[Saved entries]
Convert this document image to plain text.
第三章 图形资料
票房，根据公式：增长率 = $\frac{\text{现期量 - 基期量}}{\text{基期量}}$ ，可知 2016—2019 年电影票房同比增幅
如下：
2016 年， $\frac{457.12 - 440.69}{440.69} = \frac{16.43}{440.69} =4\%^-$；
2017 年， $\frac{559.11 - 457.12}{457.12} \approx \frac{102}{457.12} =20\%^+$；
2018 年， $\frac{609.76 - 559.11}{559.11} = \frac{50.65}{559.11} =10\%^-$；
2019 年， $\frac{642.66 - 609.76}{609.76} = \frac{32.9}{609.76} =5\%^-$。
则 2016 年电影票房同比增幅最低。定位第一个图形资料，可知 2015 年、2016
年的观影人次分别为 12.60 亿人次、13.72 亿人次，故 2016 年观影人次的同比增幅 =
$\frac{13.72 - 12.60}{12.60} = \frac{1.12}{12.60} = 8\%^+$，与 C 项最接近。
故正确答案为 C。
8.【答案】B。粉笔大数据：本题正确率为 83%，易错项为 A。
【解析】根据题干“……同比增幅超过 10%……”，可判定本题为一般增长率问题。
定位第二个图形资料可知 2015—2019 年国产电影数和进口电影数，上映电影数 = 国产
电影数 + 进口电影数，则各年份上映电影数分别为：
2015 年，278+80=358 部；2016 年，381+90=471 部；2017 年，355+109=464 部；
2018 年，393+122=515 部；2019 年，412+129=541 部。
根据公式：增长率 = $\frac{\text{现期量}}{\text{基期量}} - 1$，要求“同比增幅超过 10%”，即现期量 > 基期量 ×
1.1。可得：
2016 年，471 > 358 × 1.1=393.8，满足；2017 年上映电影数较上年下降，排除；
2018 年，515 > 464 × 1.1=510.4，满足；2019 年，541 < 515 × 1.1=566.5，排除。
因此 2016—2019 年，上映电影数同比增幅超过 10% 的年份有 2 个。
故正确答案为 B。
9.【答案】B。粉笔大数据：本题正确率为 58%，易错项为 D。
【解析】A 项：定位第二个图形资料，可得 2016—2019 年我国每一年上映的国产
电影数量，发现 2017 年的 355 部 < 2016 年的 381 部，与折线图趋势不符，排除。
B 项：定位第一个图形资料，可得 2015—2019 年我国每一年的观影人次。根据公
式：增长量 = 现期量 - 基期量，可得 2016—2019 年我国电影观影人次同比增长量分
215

• **What the exercise asks**
Each record must be repeated exactly as it is.

• **Output of the task**
Convert this document image to plain text.
第三章 图形资料
票房，根据公式：增长率 = $\frac{\text{现期量 - 基期量}}{\text{基期量}}$ ，可知 2016—2019 年电影票房同比增幅
如下：
2016 年， $\frac{457.12 - 440.69}{440.69} = \frac{16.43}{440.69} =4\%^-$；
2017 年， $\frac{559.11 - 457.12}{457.12} \approx \frac{102}{457.12} =20\%^+$；
2018 年， $\frac{609.76 - 559.11}{559.11} = \frac{50.65}{559.11} =10\%^-$；
2019 年， $\frac{642.66 - 609.76}{609.76} = \frac{32.9}{609.76} =5\%^-$。
则 2016 年电影票房同比增幅最低。定位第一个图形资料，可知 2015 年、2016
年的观影人次分别为 12.60 亿人次、13.72 亿人次，故 2016 年观影人次的同比增幅 =
$\frac{13.72 - 12.60}{12.60} = \frac{1.12}{12.60} = 8\%^+$，与 C 项最接近。
故正确答案为 C。
8.【答案】B。粉笔大数据：本题正确率为 83%，易错项为 A。
【解析】根据题干“……同比增幅超过 10%……”，可判定本题为一般增长率问题。
定位第二个图形资料可知 2015—2019 年国产电影数和进口电影数，上映电影数 = 国产
电影数 + 进口电影数，则各年份上映电影数分别为：
2015 年，278+80=358 部；2016 年，381+90=471 部；2017 年，355+109=464 部；
2018 年，393+122=515 部；2019 年，412+129=541 部。
根据公式：增长率 = $\frac{\text{现期量}}{\text{基期量}} - 1$，要求“同比增幅超过 10%”，即现期量 > 基期量 ×
1.1。可得：
2016 年，471 > 358 × 1.1=393.8，满足；2017 年上映电影数较上年下降，排除；
2018 年，515 > 464 × 1.1=510.4，满足；2019 年，541 < 515 × 1.1=566.5，排除。
因此 2016—2019 年，上映电影数同比增幅超过 10% 的年份有 2 个。
故正确答案为 B。
9.【答案】B。粉笔大数据：本题正确率为 58%，易错项为 D。
【解析】A 项：定位第二个图形资料，可得 2016—2019 年我国每一年上映的国产
电影数量，发现 2017 年的 355 部 < 2016 年的 381 部，与折线图趋势不符，排除。
B 项：定位第一个图形资料，可得 2015—2019 年我国每一年的观影人次。根据公
式：增长量 = 现期量 - 基期量，可得 2016—2019 年我国电影观影人次同比增长量分
215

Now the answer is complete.